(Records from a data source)
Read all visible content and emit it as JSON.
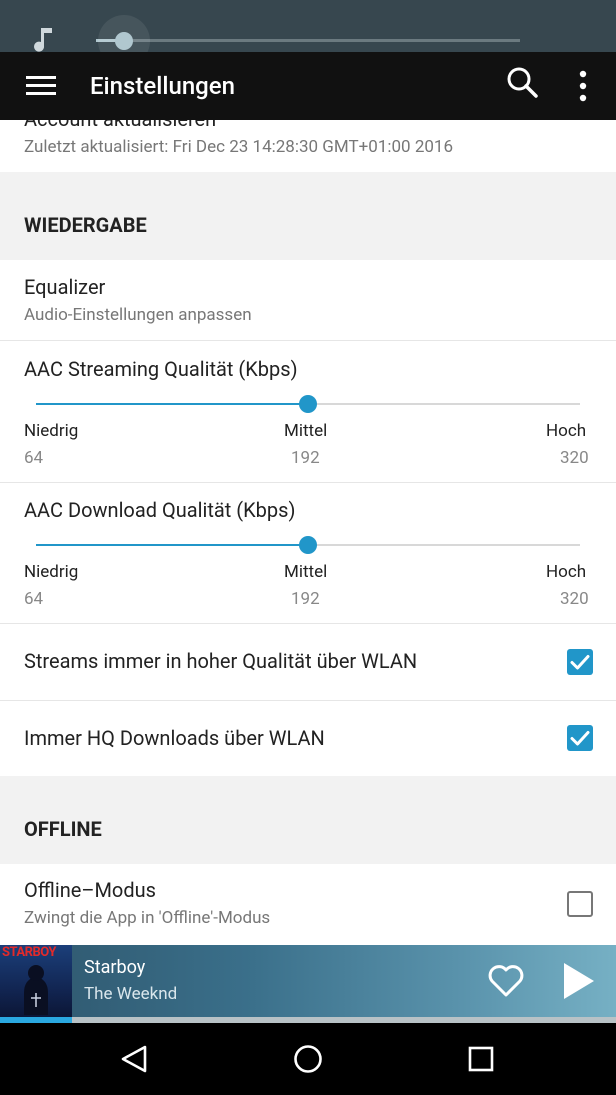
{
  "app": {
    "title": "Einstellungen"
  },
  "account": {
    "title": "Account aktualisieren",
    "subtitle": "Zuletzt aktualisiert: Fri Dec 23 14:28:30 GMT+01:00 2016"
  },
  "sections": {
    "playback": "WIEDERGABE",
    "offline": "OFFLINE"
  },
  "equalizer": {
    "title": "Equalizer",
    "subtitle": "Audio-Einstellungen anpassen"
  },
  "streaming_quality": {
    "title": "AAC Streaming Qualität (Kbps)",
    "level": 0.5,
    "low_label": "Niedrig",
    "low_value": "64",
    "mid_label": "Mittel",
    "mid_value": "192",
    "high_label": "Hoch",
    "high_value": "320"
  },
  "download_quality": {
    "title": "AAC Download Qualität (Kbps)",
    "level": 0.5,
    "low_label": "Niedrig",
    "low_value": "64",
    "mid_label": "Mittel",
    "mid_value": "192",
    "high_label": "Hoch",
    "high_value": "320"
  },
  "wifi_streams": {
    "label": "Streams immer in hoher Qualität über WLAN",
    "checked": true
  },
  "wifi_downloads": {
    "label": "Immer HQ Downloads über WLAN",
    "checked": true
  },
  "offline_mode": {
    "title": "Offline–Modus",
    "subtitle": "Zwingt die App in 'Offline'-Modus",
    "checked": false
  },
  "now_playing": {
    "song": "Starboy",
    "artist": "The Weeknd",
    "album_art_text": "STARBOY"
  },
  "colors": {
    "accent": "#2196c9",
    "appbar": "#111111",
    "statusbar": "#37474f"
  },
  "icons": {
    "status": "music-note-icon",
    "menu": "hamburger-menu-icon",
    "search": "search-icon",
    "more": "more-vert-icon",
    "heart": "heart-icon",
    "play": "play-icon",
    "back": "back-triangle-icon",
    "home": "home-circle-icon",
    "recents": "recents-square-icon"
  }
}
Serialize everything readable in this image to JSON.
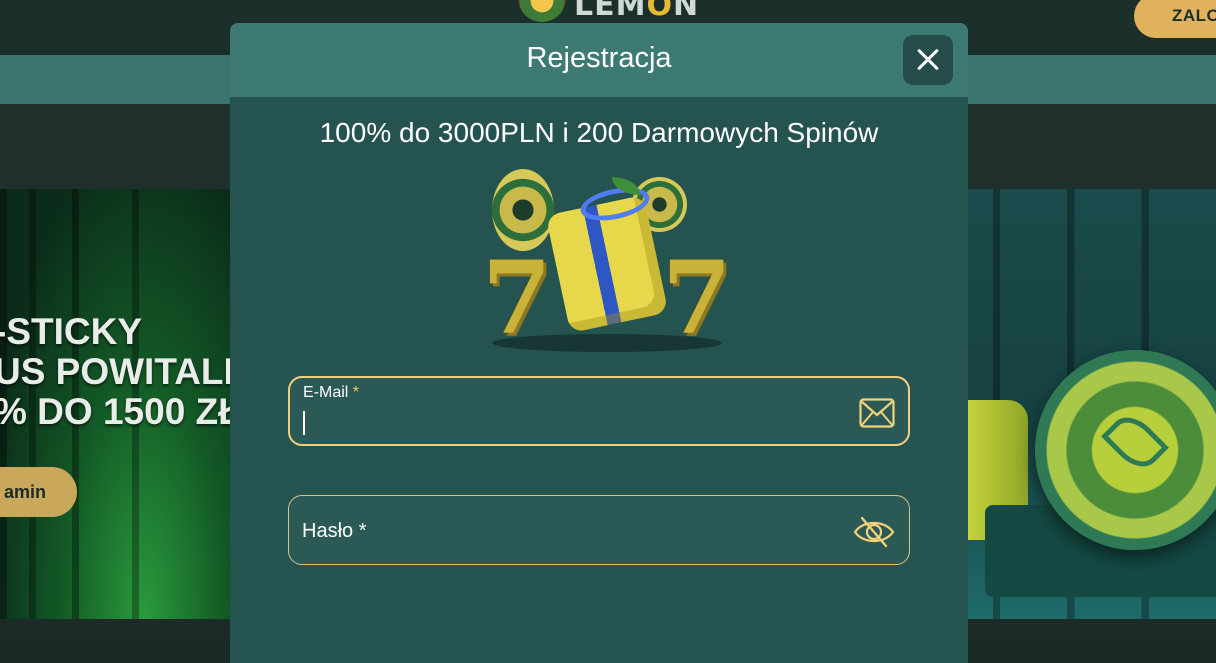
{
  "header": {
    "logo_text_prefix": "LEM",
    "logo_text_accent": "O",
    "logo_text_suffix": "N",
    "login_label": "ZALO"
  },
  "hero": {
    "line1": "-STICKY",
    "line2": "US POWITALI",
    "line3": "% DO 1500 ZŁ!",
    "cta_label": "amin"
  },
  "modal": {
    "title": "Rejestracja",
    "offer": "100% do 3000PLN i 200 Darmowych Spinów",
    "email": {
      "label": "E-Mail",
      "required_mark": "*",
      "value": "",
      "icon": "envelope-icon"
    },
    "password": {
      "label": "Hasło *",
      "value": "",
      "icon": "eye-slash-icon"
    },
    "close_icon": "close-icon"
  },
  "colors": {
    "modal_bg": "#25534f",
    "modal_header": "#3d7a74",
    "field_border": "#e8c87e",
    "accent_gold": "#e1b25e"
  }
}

### PROBLEM STATEMENT
Copy out all lines that carry the word "über".

### FINISHED EXERCISE
    "label": "Streams immer in hoher Qualität über WLAN",
    "label": "Immer HQ Downloads über WLAN",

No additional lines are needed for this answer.